RECORDS SHOWN:

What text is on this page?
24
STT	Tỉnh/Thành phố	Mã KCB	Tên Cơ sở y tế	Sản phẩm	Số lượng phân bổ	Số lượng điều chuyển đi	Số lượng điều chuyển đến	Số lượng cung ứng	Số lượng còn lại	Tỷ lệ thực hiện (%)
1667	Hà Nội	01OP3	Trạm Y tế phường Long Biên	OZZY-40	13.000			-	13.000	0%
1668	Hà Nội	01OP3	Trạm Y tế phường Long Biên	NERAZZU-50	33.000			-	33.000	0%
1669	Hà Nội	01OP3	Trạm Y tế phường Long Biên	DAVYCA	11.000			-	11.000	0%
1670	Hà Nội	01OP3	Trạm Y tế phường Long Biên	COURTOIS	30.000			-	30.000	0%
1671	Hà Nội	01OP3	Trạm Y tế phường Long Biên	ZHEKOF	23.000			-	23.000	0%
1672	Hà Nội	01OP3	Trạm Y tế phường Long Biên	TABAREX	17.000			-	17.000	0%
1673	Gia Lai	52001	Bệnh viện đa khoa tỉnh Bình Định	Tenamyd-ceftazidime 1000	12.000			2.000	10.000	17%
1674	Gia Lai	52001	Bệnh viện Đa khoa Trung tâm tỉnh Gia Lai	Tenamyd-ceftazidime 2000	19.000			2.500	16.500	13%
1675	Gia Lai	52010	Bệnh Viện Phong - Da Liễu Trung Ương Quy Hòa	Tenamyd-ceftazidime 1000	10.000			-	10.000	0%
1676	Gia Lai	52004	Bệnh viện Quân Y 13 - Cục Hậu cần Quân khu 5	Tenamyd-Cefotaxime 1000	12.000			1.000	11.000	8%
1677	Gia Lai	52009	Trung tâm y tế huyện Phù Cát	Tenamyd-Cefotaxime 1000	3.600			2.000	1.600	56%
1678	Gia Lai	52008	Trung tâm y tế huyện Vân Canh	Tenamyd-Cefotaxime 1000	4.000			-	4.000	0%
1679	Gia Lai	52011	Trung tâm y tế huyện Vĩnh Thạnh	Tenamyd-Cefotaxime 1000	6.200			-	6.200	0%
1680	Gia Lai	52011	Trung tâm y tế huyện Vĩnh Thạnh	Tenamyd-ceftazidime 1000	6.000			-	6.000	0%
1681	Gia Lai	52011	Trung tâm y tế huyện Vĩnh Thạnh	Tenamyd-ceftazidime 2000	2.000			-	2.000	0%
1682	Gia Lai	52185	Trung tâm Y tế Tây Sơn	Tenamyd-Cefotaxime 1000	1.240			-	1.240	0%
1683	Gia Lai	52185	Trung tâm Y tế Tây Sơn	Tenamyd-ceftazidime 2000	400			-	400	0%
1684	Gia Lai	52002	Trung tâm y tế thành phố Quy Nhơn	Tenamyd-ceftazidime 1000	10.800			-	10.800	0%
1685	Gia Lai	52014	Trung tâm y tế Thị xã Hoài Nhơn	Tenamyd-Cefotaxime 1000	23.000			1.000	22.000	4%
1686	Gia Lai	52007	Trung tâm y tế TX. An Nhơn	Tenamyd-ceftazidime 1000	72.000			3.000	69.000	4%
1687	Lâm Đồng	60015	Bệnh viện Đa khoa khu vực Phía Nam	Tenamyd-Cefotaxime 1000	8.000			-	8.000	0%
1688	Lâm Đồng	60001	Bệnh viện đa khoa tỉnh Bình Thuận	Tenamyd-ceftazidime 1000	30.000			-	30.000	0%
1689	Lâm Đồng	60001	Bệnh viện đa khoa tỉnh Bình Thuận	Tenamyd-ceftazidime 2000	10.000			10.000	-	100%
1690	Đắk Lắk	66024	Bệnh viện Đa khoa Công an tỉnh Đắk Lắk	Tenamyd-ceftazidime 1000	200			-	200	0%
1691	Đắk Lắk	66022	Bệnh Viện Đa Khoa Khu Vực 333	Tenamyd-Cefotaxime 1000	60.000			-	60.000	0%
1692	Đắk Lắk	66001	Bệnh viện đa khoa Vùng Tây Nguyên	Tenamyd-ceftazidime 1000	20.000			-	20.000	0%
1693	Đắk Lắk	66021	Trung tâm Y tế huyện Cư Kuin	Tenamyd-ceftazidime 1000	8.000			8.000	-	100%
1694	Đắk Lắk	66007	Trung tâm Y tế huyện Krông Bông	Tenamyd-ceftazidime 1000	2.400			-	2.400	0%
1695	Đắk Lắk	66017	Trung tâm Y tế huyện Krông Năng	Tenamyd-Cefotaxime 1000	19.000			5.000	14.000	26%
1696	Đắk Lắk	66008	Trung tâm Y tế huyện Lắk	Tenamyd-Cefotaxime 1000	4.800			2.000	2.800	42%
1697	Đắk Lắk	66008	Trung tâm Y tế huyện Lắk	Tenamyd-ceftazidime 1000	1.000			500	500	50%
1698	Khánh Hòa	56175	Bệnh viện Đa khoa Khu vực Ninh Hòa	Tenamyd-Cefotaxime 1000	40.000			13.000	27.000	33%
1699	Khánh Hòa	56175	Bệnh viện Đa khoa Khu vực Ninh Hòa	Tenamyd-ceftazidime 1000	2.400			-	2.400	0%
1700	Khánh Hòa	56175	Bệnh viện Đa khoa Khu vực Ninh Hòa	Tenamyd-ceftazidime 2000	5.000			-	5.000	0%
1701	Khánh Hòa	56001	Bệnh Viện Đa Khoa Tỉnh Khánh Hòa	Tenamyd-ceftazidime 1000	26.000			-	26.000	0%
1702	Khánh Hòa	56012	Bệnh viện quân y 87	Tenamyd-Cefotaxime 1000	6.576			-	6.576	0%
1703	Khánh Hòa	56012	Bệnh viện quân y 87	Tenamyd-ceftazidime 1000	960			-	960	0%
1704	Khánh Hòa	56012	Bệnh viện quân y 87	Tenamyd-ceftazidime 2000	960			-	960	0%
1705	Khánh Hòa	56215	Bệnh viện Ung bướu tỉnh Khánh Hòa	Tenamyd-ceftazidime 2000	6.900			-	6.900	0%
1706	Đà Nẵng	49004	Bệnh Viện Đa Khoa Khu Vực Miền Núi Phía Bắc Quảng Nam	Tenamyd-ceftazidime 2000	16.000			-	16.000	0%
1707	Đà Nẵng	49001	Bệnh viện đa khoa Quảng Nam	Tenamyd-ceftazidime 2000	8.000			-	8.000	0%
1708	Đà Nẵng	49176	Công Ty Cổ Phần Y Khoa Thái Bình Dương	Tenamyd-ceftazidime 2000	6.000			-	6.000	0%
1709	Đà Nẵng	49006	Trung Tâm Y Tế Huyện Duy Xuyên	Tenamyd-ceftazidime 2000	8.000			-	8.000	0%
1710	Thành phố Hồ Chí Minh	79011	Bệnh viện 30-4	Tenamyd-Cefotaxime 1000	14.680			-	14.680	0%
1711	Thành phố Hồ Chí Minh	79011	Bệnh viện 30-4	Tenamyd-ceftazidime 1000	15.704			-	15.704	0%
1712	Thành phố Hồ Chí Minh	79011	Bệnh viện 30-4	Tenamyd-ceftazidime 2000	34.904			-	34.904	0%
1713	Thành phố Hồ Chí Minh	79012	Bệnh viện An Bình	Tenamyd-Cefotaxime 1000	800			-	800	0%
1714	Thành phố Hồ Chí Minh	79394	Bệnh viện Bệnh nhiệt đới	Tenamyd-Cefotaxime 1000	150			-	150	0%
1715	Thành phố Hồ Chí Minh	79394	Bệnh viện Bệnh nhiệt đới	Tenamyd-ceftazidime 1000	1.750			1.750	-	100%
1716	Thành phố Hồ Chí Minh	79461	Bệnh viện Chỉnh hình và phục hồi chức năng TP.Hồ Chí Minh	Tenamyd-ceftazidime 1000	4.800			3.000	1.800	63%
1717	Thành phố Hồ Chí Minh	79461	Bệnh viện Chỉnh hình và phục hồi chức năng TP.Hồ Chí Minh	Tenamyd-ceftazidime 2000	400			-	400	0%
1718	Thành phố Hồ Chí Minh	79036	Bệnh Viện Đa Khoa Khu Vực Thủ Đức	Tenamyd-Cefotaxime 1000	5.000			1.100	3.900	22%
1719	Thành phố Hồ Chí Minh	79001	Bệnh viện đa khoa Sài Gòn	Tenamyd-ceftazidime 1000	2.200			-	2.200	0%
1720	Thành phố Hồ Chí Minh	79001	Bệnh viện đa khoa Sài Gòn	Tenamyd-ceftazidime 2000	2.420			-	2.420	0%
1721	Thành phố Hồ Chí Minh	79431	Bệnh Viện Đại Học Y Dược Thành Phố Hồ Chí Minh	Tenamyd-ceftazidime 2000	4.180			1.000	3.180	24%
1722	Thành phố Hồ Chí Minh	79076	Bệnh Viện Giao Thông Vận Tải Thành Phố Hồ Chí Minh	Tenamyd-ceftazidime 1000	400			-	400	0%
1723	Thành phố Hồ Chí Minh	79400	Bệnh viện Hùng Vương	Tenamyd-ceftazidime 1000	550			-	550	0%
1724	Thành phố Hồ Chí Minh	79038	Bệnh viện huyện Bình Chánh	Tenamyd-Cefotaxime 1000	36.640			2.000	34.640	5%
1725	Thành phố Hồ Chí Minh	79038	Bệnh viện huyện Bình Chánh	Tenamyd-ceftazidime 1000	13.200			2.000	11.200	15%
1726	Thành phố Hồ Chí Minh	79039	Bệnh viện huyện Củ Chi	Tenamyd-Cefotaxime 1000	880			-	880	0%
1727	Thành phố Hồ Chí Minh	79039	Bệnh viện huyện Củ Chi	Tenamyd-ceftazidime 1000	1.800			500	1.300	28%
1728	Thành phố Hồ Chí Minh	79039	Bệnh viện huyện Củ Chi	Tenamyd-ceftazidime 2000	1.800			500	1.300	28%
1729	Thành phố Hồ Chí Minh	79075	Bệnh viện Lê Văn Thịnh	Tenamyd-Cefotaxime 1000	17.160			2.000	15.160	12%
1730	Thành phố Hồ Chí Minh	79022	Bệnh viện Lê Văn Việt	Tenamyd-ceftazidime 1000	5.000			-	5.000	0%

SHORT TASK:
Locate all lines holding the word "hình", then copy them out.

ANSWER BELOW:
1716	Thành phố Hồ Chí Minh	79461	Bệnh viện Chỉnh hình và phục hồi chức năng TP.Hồ Chí Minh	Tenamyd-ceftazidime 1000	4.800			3.000	1.800	63%
1717	Thành phố Hồ Chí Minh	79461	Bệnh viện Chỉnh hình và phục hồi chức năng TP.Hồ Chí Minh	Tenamyd-ceftazidime 2000	400			-	400	0%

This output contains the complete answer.